KFDV growth analysis (0–48 h) in BHK-21 and TCID50 in supernatant and pellet. TCID50, median tissue culture infective dose.
Plaque assay and PRNT for KFDV
After standardization, seeding concentration of 5 million BHK-21 cells/six-well plate and 4 days of incubation time was found to be the optimum for the plaque assay. PRNT was also optimized and Fig. 5 shows the results of PRNT performed with positive mice sera in various dilutions showing virus neutralization.

Plaque reduction neutralization test for Kyasanur Forest disease virus, plates
Discussion
Our study has confirmed that KFDV could infect BHK-21, PS, RD, Vero E6, Vero CCL81, and bat embryo cell lines as demonstrated by real-time RT-PCR. Although cytopathic changes could be observed in few such as BHK-21, PS, and RD, a characteristic CPE was seen only in BHK-21. The KFDV antigen was also demonstrated by IFA in these cell lines.
As observed from the growth curve plotted, based on the real-time PCR, increase in the viral number of copies was detected from day 1 in all the cells, which reached a peak between 3rd and 4th day as observed in all cell pellets except bat embryo. The number of copies were maintained without much drop in most of the cell lines till the end of the experiment except Vero CCL81, which showed a one log reduction after the 4th day. Thus the growth curve followed a similar pattern in most of these cell lines, that is, the peak viral number of copies on the 3rd and 4th days of post-inoculation and maintenance of it till the end without much reduction. Comparing the CPE shown and the viral yield obtained using each cell line; BHK-21 was found to be the most efficient for the KFD propagation and of use in diagnostic assays. Growth kinetics study performed with BHK-21 showed a change in Ct value of pellets collected between 12th and 24th hour, indicating that the viral load increased during this period.

## What you should do
Can you update the KFDV study text, starting at "Plaque reduction neutralization" and ending at "these cell lines.", so that "IFA" becomes "immunofluorescence assay"? You won't need the records.

## Supplied entries
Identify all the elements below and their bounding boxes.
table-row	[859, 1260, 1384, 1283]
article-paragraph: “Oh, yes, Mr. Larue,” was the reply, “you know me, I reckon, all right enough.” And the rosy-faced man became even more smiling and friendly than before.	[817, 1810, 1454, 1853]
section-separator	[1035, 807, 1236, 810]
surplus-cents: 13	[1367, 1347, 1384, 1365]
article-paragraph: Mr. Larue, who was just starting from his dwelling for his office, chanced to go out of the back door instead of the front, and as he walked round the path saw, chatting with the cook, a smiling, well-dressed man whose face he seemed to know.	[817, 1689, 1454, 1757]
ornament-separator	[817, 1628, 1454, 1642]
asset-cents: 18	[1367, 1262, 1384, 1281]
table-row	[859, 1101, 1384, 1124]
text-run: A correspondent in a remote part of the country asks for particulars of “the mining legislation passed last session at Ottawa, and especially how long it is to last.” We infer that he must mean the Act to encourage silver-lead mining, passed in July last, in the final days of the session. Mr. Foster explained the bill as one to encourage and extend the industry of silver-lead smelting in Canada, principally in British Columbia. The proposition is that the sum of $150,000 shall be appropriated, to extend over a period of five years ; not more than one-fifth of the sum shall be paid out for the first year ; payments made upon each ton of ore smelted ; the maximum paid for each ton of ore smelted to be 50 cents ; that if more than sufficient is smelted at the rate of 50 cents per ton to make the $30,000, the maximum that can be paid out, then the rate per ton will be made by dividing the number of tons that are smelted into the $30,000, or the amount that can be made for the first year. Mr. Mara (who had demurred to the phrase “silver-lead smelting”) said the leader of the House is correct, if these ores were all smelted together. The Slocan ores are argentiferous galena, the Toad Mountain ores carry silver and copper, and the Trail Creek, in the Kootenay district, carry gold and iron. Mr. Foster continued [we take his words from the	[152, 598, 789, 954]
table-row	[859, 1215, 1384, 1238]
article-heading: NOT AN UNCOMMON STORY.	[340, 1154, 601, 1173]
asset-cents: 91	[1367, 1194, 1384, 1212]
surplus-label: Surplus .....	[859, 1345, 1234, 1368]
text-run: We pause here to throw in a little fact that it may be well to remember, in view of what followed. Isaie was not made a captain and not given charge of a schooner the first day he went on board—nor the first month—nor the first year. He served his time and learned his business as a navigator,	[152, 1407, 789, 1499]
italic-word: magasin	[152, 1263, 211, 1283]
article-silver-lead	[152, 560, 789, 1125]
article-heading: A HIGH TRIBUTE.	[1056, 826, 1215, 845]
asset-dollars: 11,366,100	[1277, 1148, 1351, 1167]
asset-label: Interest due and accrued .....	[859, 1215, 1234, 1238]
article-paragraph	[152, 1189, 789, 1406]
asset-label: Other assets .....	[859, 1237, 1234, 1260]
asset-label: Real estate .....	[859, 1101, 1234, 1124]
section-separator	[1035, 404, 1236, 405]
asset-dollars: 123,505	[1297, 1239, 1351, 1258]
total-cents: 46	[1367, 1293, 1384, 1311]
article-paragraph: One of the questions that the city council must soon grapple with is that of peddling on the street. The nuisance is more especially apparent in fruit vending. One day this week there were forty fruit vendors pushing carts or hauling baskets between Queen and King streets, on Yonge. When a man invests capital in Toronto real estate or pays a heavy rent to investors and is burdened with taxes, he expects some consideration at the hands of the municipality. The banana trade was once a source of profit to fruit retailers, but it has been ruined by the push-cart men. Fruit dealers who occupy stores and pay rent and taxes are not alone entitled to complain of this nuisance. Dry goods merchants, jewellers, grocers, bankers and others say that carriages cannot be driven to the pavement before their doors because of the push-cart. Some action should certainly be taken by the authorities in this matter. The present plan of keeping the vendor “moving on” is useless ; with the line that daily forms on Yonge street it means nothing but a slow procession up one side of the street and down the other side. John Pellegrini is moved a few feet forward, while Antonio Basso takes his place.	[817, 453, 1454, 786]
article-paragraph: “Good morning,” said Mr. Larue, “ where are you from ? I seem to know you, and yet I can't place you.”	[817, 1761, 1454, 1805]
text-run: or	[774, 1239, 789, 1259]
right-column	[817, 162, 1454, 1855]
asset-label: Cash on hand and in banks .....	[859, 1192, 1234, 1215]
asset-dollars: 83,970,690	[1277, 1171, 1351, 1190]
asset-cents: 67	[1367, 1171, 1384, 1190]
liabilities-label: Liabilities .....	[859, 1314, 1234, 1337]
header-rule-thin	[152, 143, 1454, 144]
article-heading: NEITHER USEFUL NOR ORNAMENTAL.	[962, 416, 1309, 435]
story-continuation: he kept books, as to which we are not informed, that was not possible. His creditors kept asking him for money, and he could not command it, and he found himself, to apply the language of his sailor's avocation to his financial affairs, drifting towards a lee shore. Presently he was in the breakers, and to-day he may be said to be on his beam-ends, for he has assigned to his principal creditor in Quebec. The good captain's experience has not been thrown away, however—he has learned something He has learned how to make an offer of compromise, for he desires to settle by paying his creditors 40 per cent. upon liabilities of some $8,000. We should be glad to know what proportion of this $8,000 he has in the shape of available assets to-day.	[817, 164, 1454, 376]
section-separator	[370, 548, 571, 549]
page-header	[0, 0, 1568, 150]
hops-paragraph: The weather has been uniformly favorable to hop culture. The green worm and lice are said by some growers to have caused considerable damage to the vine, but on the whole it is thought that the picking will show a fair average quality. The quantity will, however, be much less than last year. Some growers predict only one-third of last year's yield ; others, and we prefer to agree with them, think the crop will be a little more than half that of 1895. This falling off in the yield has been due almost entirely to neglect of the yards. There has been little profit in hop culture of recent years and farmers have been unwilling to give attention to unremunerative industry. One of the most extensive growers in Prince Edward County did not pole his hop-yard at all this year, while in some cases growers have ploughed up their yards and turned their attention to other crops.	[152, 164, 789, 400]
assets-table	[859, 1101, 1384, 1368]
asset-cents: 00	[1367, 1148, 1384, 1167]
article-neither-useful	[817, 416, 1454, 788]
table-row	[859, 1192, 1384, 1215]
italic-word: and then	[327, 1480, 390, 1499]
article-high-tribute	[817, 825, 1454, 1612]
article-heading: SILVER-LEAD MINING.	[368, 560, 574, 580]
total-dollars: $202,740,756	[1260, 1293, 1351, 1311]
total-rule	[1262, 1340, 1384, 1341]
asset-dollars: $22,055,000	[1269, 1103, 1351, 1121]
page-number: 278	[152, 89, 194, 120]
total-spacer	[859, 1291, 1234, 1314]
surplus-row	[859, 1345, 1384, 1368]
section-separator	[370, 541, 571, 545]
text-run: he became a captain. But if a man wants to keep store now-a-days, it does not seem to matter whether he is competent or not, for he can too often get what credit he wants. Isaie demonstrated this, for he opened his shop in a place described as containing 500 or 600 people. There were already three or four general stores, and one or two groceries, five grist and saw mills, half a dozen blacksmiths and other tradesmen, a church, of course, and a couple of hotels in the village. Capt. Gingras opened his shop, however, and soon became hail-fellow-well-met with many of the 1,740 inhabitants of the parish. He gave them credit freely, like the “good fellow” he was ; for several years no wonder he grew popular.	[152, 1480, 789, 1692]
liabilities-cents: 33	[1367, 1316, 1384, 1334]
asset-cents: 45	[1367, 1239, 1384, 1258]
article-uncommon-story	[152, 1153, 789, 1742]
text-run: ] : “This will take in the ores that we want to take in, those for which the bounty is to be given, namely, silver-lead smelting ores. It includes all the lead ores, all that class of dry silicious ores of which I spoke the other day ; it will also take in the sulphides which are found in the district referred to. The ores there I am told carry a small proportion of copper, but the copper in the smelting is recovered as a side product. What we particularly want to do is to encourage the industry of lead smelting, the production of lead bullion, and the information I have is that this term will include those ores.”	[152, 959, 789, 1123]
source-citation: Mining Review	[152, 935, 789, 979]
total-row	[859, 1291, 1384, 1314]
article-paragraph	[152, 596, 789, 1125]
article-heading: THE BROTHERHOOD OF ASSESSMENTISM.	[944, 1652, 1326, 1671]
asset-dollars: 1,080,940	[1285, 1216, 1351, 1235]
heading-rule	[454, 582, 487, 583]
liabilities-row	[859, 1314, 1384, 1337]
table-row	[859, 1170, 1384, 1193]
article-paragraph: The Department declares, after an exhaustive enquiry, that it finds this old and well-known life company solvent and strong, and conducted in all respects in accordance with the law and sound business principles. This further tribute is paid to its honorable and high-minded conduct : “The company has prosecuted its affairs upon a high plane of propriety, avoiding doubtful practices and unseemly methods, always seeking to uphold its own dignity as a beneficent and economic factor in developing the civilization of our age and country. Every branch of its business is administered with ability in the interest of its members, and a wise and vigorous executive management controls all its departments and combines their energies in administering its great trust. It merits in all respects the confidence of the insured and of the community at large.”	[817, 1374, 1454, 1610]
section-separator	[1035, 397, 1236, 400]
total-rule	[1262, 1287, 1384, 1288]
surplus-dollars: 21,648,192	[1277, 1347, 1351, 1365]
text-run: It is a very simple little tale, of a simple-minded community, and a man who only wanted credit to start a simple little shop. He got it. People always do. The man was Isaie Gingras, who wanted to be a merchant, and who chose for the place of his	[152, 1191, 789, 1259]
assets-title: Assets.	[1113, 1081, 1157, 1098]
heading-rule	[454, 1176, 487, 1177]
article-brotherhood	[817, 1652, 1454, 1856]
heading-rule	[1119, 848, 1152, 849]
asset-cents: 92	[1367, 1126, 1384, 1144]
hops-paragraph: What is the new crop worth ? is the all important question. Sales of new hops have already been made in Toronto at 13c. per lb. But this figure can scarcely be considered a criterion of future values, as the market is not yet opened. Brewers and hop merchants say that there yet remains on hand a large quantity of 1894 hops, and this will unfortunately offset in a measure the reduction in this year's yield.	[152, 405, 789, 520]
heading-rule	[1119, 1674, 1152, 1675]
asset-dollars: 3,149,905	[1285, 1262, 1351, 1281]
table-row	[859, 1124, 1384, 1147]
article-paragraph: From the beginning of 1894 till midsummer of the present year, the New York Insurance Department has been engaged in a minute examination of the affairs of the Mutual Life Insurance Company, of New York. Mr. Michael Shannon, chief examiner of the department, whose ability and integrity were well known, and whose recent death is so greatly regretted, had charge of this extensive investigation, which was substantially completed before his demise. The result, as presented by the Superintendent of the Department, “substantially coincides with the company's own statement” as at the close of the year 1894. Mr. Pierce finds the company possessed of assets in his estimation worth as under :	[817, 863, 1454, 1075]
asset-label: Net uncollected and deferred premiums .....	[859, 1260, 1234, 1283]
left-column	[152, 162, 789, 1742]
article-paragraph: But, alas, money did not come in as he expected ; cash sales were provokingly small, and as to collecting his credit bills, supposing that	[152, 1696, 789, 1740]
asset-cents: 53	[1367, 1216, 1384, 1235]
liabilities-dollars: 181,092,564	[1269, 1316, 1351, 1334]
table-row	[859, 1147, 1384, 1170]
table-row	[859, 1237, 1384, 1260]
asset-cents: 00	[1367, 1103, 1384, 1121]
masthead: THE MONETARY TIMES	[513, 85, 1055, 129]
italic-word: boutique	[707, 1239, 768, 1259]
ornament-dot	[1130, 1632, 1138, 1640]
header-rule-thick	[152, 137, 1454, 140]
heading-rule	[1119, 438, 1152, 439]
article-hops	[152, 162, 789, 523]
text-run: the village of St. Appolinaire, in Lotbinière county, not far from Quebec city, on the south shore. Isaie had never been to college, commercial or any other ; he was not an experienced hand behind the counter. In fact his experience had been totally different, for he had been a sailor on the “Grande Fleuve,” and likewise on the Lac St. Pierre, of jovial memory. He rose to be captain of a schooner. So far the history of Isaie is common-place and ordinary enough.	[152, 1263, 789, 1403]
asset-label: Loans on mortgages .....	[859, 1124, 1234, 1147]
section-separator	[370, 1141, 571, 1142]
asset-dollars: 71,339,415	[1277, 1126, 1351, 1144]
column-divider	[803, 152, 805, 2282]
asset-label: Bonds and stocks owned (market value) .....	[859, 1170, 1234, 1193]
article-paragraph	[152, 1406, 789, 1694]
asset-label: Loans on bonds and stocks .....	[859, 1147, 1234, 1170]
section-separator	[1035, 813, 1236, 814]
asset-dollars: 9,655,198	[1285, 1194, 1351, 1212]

## Response to this exercise
Plaque reduction neutralization test for Kyasanur Forest disease virus, plates
Discussion
Our study has confirmed that KFDV could infect BHK-21, PS, RD, Vero E6, Vero CCL81, and bat embryo cell lines as demonstrated by real-time RT-PCR. Although cytopathic changes could be observed in few such as BHK-21, PS, and RD, a characteristic CPE was seen only in BHK-21. The KFDV antigen was also demonstrated by immunofluorescence assay in these cell lines.